* **Problem statement**: Beginning at the line containing "Give me a plain-text" and continuing to the end of the records below, give each line again exactly as it stands, and only those lines.

* **Task material**:

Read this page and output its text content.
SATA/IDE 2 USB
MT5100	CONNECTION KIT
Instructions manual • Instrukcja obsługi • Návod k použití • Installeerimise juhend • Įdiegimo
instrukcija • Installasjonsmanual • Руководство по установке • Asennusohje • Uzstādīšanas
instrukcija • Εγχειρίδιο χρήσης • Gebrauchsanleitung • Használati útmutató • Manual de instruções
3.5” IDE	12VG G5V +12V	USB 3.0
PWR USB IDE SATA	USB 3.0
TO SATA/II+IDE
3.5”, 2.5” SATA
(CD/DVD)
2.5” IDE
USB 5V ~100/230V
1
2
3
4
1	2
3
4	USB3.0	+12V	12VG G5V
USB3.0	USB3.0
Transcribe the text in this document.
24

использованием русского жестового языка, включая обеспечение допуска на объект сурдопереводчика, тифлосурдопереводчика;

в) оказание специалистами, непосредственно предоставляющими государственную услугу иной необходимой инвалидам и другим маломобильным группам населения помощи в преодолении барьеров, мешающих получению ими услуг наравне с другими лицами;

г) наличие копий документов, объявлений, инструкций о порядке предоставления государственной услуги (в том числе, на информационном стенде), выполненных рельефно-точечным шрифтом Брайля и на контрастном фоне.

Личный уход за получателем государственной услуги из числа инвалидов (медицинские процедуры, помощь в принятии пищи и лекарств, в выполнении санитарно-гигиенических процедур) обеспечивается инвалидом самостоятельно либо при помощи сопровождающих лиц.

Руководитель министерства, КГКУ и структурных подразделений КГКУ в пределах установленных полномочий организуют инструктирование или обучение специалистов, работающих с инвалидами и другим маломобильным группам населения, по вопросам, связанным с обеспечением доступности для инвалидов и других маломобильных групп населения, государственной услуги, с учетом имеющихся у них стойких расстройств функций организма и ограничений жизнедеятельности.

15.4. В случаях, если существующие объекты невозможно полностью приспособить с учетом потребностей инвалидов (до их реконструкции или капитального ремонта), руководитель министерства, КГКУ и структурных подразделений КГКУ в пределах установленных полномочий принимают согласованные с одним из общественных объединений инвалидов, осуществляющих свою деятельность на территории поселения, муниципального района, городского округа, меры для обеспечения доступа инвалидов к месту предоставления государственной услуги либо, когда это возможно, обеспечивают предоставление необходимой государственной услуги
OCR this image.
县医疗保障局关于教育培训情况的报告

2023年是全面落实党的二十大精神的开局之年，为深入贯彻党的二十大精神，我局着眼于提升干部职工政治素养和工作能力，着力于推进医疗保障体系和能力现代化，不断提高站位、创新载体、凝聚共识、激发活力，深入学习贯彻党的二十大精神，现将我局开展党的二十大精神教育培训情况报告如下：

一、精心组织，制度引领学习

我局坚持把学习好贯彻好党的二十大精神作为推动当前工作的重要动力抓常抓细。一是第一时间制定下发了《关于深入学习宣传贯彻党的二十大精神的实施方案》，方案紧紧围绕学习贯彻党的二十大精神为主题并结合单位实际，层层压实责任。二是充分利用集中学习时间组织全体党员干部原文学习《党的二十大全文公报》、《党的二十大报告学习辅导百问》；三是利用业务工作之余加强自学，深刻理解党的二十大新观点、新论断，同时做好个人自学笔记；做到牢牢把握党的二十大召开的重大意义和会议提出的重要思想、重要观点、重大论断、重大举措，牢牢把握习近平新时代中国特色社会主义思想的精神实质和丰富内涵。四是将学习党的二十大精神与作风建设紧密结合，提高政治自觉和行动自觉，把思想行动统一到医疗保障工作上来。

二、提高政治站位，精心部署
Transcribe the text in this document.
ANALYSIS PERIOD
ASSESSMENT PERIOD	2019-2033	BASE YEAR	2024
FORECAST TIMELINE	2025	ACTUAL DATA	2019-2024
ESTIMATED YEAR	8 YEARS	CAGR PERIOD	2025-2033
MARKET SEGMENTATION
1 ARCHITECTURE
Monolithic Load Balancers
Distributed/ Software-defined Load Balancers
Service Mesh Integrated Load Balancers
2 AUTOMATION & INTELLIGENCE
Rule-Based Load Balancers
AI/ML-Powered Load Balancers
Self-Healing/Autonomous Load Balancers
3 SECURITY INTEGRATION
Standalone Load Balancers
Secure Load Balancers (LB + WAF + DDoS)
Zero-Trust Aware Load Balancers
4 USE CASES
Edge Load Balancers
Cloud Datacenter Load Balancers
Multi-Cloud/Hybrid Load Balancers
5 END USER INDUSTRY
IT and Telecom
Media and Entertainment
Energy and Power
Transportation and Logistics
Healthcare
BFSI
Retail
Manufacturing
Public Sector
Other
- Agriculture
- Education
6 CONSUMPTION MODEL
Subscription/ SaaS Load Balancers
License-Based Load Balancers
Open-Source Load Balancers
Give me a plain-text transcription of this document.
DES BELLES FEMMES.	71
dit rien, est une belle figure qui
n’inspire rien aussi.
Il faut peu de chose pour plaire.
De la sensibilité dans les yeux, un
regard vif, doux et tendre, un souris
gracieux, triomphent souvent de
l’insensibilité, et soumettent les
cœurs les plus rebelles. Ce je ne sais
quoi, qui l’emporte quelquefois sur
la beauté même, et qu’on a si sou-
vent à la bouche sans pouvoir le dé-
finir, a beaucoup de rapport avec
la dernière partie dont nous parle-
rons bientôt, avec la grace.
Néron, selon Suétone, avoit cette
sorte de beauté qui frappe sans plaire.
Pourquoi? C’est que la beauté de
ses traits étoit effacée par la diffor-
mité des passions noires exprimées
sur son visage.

* **Solution to the exercise**:
Give me a plain-text transcription of this document.
DES BELLES FEMMES.	71
dit rien, est une belle figure qui
n’inspire rien aussi.
Il faut peu de chose pour plaire.
De la sensibilité dans les yeux, un
regard vif, doux et tendre, un souris
gracieux, triomphent souvent de
l’insensibilité, et soumettent les
cœurs les plus rebelles. Ce je ne sais
quoi, qui l’emporte quelquefois sur
la beauté même, et qu’on a si sou-
vent à la bouche sans pouvoir le dé-
finir, a beaucoup de rapport avec
la dernière partie dont nous parle-
rons bientôt, avec la grace.
Néron, selon Suétone, avoit cette
sorte de beauté qui frappe sans plaire.
Pourquoi? C’est que la beauté de
ses traits étoit effacée par la diffor-
mité des passions noires exprimées
sur son visage.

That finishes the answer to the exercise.